------ RECORDS SUPPLIED ------

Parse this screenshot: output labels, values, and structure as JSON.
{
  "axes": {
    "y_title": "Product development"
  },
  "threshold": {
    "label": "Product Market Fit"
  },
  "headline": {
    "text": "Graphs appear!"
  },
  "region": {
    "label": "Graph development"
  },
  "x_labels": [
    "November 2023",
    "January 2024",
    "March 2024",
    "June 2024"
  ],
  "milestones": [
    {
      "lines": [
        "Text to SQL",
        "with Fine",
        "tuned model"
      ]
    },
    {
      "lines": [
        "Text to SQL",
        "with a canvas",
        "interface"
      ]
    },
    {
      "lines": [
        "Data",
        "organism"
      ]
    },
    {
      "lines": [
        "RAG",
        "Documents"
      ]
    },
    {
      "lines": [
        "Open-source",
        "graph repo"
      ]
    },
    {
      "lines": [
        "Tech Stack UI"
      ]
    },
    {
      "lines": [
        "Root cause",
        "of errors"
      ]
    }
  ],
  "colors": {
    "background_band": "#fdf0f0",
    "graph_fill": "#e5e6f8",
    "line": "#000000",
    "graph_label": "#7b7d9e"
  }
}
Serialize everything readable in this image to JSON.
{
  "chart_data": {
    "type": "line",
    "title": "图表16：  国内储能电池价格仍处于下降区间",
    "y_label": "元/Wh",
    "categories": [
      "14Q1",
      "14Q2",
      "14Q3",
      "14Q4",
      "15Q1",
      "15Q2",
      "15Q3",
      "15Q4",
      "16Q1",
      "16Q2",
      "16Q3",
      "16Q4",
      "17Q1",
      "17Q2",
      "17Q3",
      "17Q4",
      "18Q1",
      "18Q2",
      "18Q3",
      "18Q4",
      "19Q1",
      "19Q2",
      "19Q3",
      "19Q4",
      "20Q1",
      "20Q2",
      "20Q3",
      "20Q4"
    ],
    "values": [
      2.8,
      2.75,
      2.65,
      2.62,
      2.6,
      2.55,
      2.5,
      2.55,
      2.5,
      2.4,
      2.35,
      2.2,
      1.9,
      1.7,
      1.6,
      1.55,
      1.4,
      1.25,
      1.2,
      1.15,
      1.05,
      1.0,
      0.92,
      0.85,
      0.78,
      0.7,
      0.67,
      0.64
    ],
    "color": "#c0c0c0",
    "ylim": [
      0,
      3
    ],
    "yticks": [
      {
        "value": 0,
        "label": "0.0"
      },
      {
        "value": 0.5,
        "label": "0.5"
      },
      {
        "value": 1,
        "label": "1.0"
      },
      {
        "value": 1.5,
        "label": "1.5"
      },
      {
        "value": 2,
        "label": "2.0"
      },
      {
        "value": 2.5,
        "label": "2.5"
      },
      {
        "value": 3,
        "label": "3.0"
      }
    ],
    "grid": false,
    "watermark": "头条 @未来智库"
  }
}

------

GOAL
Extract the data exactly as given.

COMPLETE OUTPUT
Parse this screenshot: output labels, values, and structure as JSON.
{
  "axes": {
    "y_title": "Product development"
  },
  "threshold": {
    "label": "Product Market Fit"
  },
  "headline": {
    "text": "Graphs appear!"
  },
  "region": {
    "label": "Graph development"
  },
  "x_labels": [
    "November 2023",
    "January 2024",
    "March 2024",
    "June 2024"
  ],
  "milestones": [
    {
      "lines": [
        "Text to SQL",
        "with Fine",
        "tuned model"
      ]
    },
    {
      "lines": [
        "Text to SQL",
        "with a canvas",
        "interface"
      ]
    },
    {
      "lines": [
        "Data",
        "organism"
      ]
    },
    {
      "lines": [
        "RAG",
        "Documents"
      ]
    },
    {
      "lines": [
        "Open-source",
        "graph repo"
      ]
    },
    {
      "lines": [
        "Tech Stack UI"
      ]
    },
    {
      "lines": [
        "Root cause",
        "of errors"
      ]
    }
  ],
  "colors": {
    "background_band": "#fdf0f0",
    "graph_fill": "#e5e6f8",
    "line": "#000000",
    "graph_label": "#7b7d9e"
  }
}
Serialize everything readable in this image to JSON.
{
  "chart_data": {
    "type": "line",
    "title": "图表16：  国内储能电池价格仍处于下降区间",
    "y_label": "元/Wh",
    "categories": [
      "14Q1",
      "14Q2",
      "14Q3",
      "14Q4",
      "15Q1",
      "15Q2",
      "15Q3",
      "15Q4",
      "16Q1",
      "16Q2",
      "16Q3",
      "16Q4",
      "17Q1",
      "17Q2",
      "17Q3",
      "17Q4",
      "18Q1",
      "18Q2",
      "18Q3",
      "18Q4",
      "19Q1",
      "19Q2",
      "19Q3",
      "19Q4",
      "20Q1",
      "20Q2",
      "20Q3",
      "20Q4"
    ],
    "values": [
      2.8,
      2.75,
      2.65,
      2.62,
      2.6,
      2.55,
      2.5,
      2.55,
      2.5,
      2.4,
      2.35,
      2.2,
      1.9,
      1.7,
      1.6,
      1.55,
      1.4,
      1.25,
      1.2,
      1.15,
      1.05,
      1.0,
      0.92,
      0.85,
      0.78,
      0.7,
      0.67,
      0.64
    ],
    "color": "#c0c0c0",
    "ylim": [
      0,
      3
    ],
    "yticks": [
      {
        "value": 0,
        "label": "0.0"
      },
      {
        "value": 0.5,
        "label": "0.5"
      },
      {
        "value": 1,
        "label": "1.0"
      },
      {
        "value": 1.5,
        "label": "1.5"
      },
      {
        "value": 2,
        "label": "2.0"
      },
      {
        "value": 2.5,
        "label": "2.5"
      },
      {
        "value": 3,
        "label": "3.0"
      }
    ],
    "grid": false,
    "watermark": "头条 @未来智库"
  }
}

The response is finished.